- **REQUIRED WORK**: Every record should be repeated exactly, except that pictures are left out.

- **GIVEN ENTRIES**:
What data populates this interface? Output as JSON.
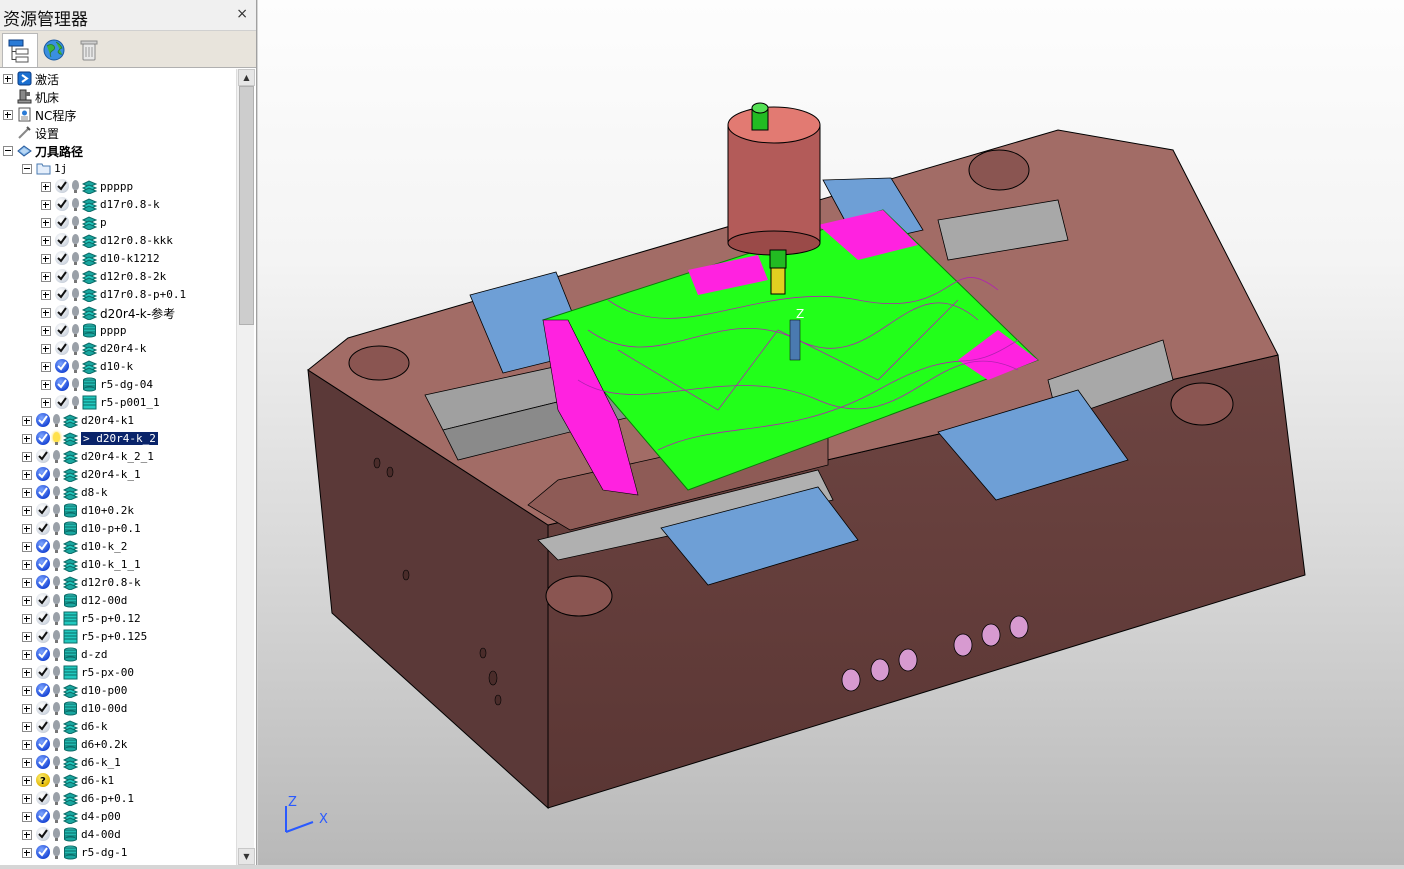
{
  "explorer": {
    "title": "资源管理器",
    "close_label": "×",
    "tabs": [
      {
        "icon": "tree-view-icon",
        "active": true
      },
      {
        "icon": "globe-icon",
        "active": false
      },
      {
        "icon": "trash-icon",
        "active": false
      }
    ]
  },
  "tree": {
    "items": [
      {
        "label": "激活",
        "level": 0,
        "expander": "plus",
        "icon": "activate-icon"
      },
      {
        "label": "机床",
        "level": 0,
        "expander": "none",
        "icon": "machine-icon"
      },
      {
        "label": "NC程序",
        "level": 0,
        "expander": "plus",
        "icon": "nc-program-icon"
      },
      {
        "label": "设置",
        "level": 0,
        "expander": "none",
        "icon": "settings-icon"
      },
      {
        "label": "刀具路径",
        "level": 0,
        "expander": "minus",
        "icon": "toolpath-folder-icon",
        "bold": true
      },
      {
        "label": "1j",
        "level": 1,
        "expander": "minus",
        "icon": "folder-icon"
      },
      {
        "label": "ppppp",
        "level": 2,
        "expander": "plus",
        "status": "ok",
        "type": "layers"
      },
      {
        "label": "d17r0.8-k",
        "level": 2,
        "expander": "plus",
        "status": "ok",
        "type": "layers"
      },
      {
        "label": "p",
        "level": 2,
        "expander": "plus",
        "status": "ok",
        "type": "layers"
      },
      {
        "label": "d12r0.8-kkk",
        "level": 2,
        "expander": "plus",
        "status": "ok",
        "type": "layers"
      },
      {
        "label": "d10-k1212",
        "level": 2,
        "expander": "plus",
        "status": "ok",
        "type": "layers"
      },
      {
        "label": "d12r0.8-2k",
        "level": 2,
        "expander": "plus",
        "status": "ok",
        "type": "layers"
      },
      {
        "label": "d17r0.8-p+0.1",
        "level": 2,
        "expander": "plus",
        "status": "ok",
        "type": "layers"
      },
      {
        "label": "d20r4-k-参考",
        "level": 2,
        "expander": "plus",
        "status": "ok",
        "type": "layers"
      },
      {
        "label": "pppp",
        "level": 2,
        "expander": "plus",
        "status": "ok",
        "type": "stack"
      },
      {
        "label": "d20r4-k",
        "level": 2,
        "expander": "plus",
        "status": "ok",
        "type": "layers"
      },
      {
        "label": "d10-k",
        "level": 2,
        "expander": "plus",
        "status": "blue",
        "type": "layers"
      },
      {
        "label": "r5-dg-04",
        "level": 2,
        "expander": "plus",
        "status": "blue",
        "type": "stack"
      },
      {
        "label": "r5-p001_1",
        "level": 2,
        "expander": "plus",
        "status": "ok",
        "type": "flat"
      },
      {
        "label": "d20r4-k1",
        "level": 1,
        "expander": "plus",
        "status": "blue",
        "type": "layers"
      },
      {
        "label": "> d20r4-k_2",
        "level": 1,
        "expander": "plus",
        "status": "blue",
        "type": "layers",
        "active": true
      },
      {
        "label": "d20r4-k_2_1",
        "level": 1,
        "expander": "plus",
        "status": "ok",
        "type": "layers"
      },
      {
        "label": "d20r4-k_1",
        "level": 1,
        "expander": "plus",
        "status": "blue",
        "type": "layers"
      },
      {
        "label": "d8-k",
        "level": 1,
        "expander": "plus",
        "status": "blue",
        "type": "layers"
      },
      {
        "label": "d10+0.2k",
        "level": 1,
        "expander": "plus",
        "status": "ok",
        "type": "stack"
      },
      {
        "label": "d10-p+0.1",
        "level": 1,
        "expander": "plus",
        "status": "ok",
        "type": "stack"
      },
      {
        "label": "d10-k_2",
        "level": 1,
        "expander": "plus",
        "status": "blue",
        "type": "layers"
      },
      {
        "label": "d10-k_1_1",
        "level": 1,
        "expander": "plus",
        "status": "blue",
        "type": "layers"
      },
      {
        "label": "d12r0.8-k",
        "level": 1,
        "expander": "plus",
        "status": "blue",
        "type": "layers"
      },
      {
        "label": "d12-00d",
        "level": 1,
        "expander": "plus",
        "status": "ok",
        "type": "stack"
      },
      {
        "label": "r5-p+0.12",
        "level": 1,
        "expander": "plus",
        "status": "ok",
        "type": "flat"
      },
      {
        "label": "r5-p+0.125",
        "level": 1,
        "expander": "plus",
        "status": "ok",
        "type": "flat"
      },
      {
        "label": "d-zd",
        "level": 1,
        "expander": "plus",
        "status": "blue",
        "type": "stack"
      },
      {
        "label": "r5-px-00",
        "level": 1,
        "expander": "plus",
        "status": "ok",
        "type": "flat"
      },
      {
        "label": "d10-p00",
        "level": 1,
        "expander": "plus",
        "status": "blue",
        "type": "layers"
      },
      {
        "label": "d10-00d",
        "level": 1,
        "expander": "plus",
        "status": "ok",
        "type": "stack"
      },
      {
        "label": "d6-k",
        "level": 1,
        "expander": "plus",
        "status": "ok",
        "type": "layers"
      },
      {
        "label": "d6+0.2k",
        "level": 1,
        "expander": "plus",
        "status": "blue",
        "type": "stack"
      },
      {
        "label": "d6-k_1",
        "level": 1,
        "expander": "plus",
        "status": "blue",
        "type": "layers"
      },
      {
        "label": "d6-k1",
        "level": 1,
        "expander": "plus",
        "status": "warn",
        "type": "layers"
      },
      {
        "label": "d6-p+0.1",
        "level": 1,
        "expander": "plus",
        "status": "ok",
        "type": "layers"
      },
      {
        "label": "d4-p00",
        "level": 1,
        "expander": "plus",
        "status": "blue",
        "type": "layers"
      },
      {
        "label": "d4-00d",
        "level": 1,
        "expander": "plus",
        "status": "ok",
        "type": "stack"
      },
      {
        "label": "r5-dg-1",
        "level": 1,
        "expander": "plus",
        "status": "blue",
        "type": "stack"
      }
    ]
  },
  "viewport": {
    "triad": {
      "z_label": "Z",
      "x_label": "X"
    },
    "tool_axis_label": "Z",
    "colors": {
      "mold_body": "#7a4d4a",
      "mold_top": "#a36d67",
      "rail_gray": "#9c9c9c",
      "insert_blue": "#6e9fd6",
      "toolpath_green": "#22ff1a",
      "toolpath_magenta": "#ff22e0",
      "tool_holder": "#b35b59",
      "tool_shank": "#22bb22",
      "tool_flute": "#e0d020"
    }
  }
}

- **SOLUTION FOR THIS PROBLEM**:
What data populates this interface? Output as JSON.
{
  "explorer": {
    "title": "资源管理器",
    "close_label": "×",
    "tabs": [
      {
        "icon": "tree-view-icon",
        "active": true
      },
      {
        "icon": "globe-icon",
        "active": false
      },
      {
        "icon": "trash-icon",
        "active": false
      }
    ]
  },
  "tree": {
    "items": [
      {
        "label": "激活",
        "level": 0,
        "expander": "plus",
        "icon": "activate-icon"
      },
      {
        "label": "机床",
        "level": 0,
        "expander": "none",
        "icon": "machine-icon"
      },
      {
        "label": "NC程序",
        "level": 0,
        "expander": "plus",
        "icon": "nc-program-icon"
      },
      {
        "label": "设置",
        "level": 0,
        "expander": "none",
        "icon": "settings-icon"
      },
      {
        "label": "刀具路径",
        "level": 0,
        "expander": "minus",
        "icon": "toolpath-folder-icon",
        "bold": true
      },
      {
        "label": "1j",
        "level": 1,
        "expander": "minus",
        "icon": "folder-icon"
      },
      {
        "label": "ppppp",
        "level": 2,
        "expander": "plus",
        "status": "ok",
        "type": "layers"
      },
      {
        "label": "d17r0.8-k",
        "level": 2,
        "expander": "plus",
        "status": "ok",
        "type": "layers"
      },
      {
        "label": "p",
        "level": 2,
        "expander": "plus",
        "status": "ok",
        "type": "layers"
      },
      {
        "label": "d12r0.8-kkk",
        "level": 2,
        "expander": "plus",
        "status": "ok",
        "type": "layers"
      },
      {
        "label": "d10-k1212",
        "level": 2,
        "expander": "plus",
        "status": "ok",
        "type": "layers"
      },
      {
        "label": "d12r0.8-2k",
        "level": 2,
        "expander": "plus",
        "status": "ok",
        "type": "layers"
      },
      {
        "label": "d17r0.8-p+0.1",
        "level": 2,
        "expander": "plus",
        "status": "ok",
        "type": "layers"
      },
      {
        "label": "d20r4-k-参考",
        "level": 2,
        "expander": "plus",
        "status": "ok",
        "type": "layers"
      },
      {
        "label": "pppp",
        "level": 2,
        "expander": "plus",
        "status": "ok",
        "type": "stack"
      },
      {
        "label": "d20r4-k",
        "level": 2,
        "expander": "plus",
        "status": "ok",
        "type": "layers"
      },
      {
        "label": "d10-k",
        "level": 2,
        "expander": "plus",
        "status": "blue",
        "type": "layers"
      },
      {
        "label": "r5-dg-04",
        "level": 2,
        "expander": "plus",
        "status": "blue",
        "type": "stack"
      },
      {
        "label": "r5-p001_1",
        "level": 2,
        "expander": "plus",
        "status": "ok",
        "type": "flat"
      },
      {
        "label": "d20r4-k1",
        "level": 1,
        "expander": "plus",
        "status": "blue",
        "type": "layers"
      },
      {
        "label": "> d20r4-k_2",
        "level": 1,
        "expander": "plus",
        "status": "blue",
        "type": "layers",
        "active": true
      },
      {
        "label": "d20r4-k_2_1",
        "level": 1,
        "expander": "plus",
        "status": "ok",
        "type": "layers"
      },
      {
        "label": "d20r4-k_1",
        "level": 1,
        "expander": "plus",
        "status": "blue",
        "type": "layers"
      },
      {
        "label": "d8-k",
        "level": 1,
        "expander": "plus",
        "status": "blue",
        "type": "layers"
      },
      {
        "label": "d10+0.2k",
        "level": 1,
        "expander": "plus",
        "status": "ok",
        "type": "stack"
      },
      {
        "label": "d10-p+0.1",
        "level": 1,
        "expander": "plus",
        "status": "ok",
        "type": "stack"
      },
      {
        "label": "d10-k_2",
        "level": 1,
        "expander": "plus",
        "status": "blue",
        "type": "layers"
      },
      {
        "label": "d10-k_1_1",
        "level": 1,
        "expander": "plus",
        "status": "blue",
        "type": "layers"
      },
      {
        "label": "d12r0.8-k",
        "level": 1,
        "expander": "plus",
        "status": "blue",
        "type": "layers"
      },
      {
        "label": "d12-00d",
        "level": 1,
        "expander": "plus",
        "status": "ok",
        "type": "stack"
      },
      {
        "label": "r5-p+0.12",
        "level": 1,
        "expander": "plus",
        "status": "ok",
        "type": "flat"
      },
      {
        "label": "r5-p+0.125",
        "level": 1,
        "expander": "plus",
        "status": "ok",
        "type": "flat"
      },
      {
        "label": "d-zd",
        "level": 1,
        "expander": "plus",
        "status": "blue",
        "type": "stack"
      },
      {
        "label": "r5-px-00",
        "level": 1,
        "expander": "plus",
        "status": "ok",
        "type": "flat"
      },
      {
        "label": "d10-p00",
        "level": 1,
        "expander": "plus",
        "status": "blue",
        "type": "layers"
      },
      {
        "label": "d10-00d",
        "level": 1,
        "expander": "plus",
        "status": "ok",
        "type": "stack"
      },
      {
        "label": "d6-k",
        "level": 1,
        "expander": "plus",
        "status": "ok",
        "type": "layers"
      },
      {
        "label": "d6+0.2k",
        "level": 1,
        "expander": "plus",
        "status": "blue",
        "type": "stack"
      },
      {
        "label": "d6-k_1",
        "level": 1,
        "expander": "plus",
        "status": "blue",
        "type": "layers"
      },
      {
        "label": "d6-k1",
        "level": 1,
        "expander": "plus",
        "status": "warn",
        "type": "layers"
      },
      {
        "label": "d6-p+0.1",
        "level": 1,
        "expander": "plus",
        "status": "ok",
        "type": "layers"
      },
      {
        "label": "d4-p00",
        "level": 1,
        "expander": "plus",
        "status": "blue",
        "type": "layers"
      },
      {
        "label": "d4-00d",
        "level": 1,
        "expander": "plus",
        "status": "ok",
        "type": "stack"
      },
      {
        "label": "r5-dg-1",
        "level": 1,
        "expander": "plus",
        "status": "blue",
        "type": "stack"
      }
    ]
  },
  "viewport": {
    "triad": {
      "z_label": "Z",
      "x_label": "X"
    },
    "tool_axis_label": "Z",
    "colors": {
      "mold_body": "#7a4d4a",
      "mold_top": "#a36d67",
      "rail_gray": "#9c9c9c",
      "insert_blue": "#6e9fd6",
      "toolpath_green": "#22ff1a",
      "toolpath_magenta": "#ff22e0",
      "tool_holder": "#b35b59",
      "tool_shank": "#22bb22",
      "tool_flute": "#e0d020"
    }
  }
}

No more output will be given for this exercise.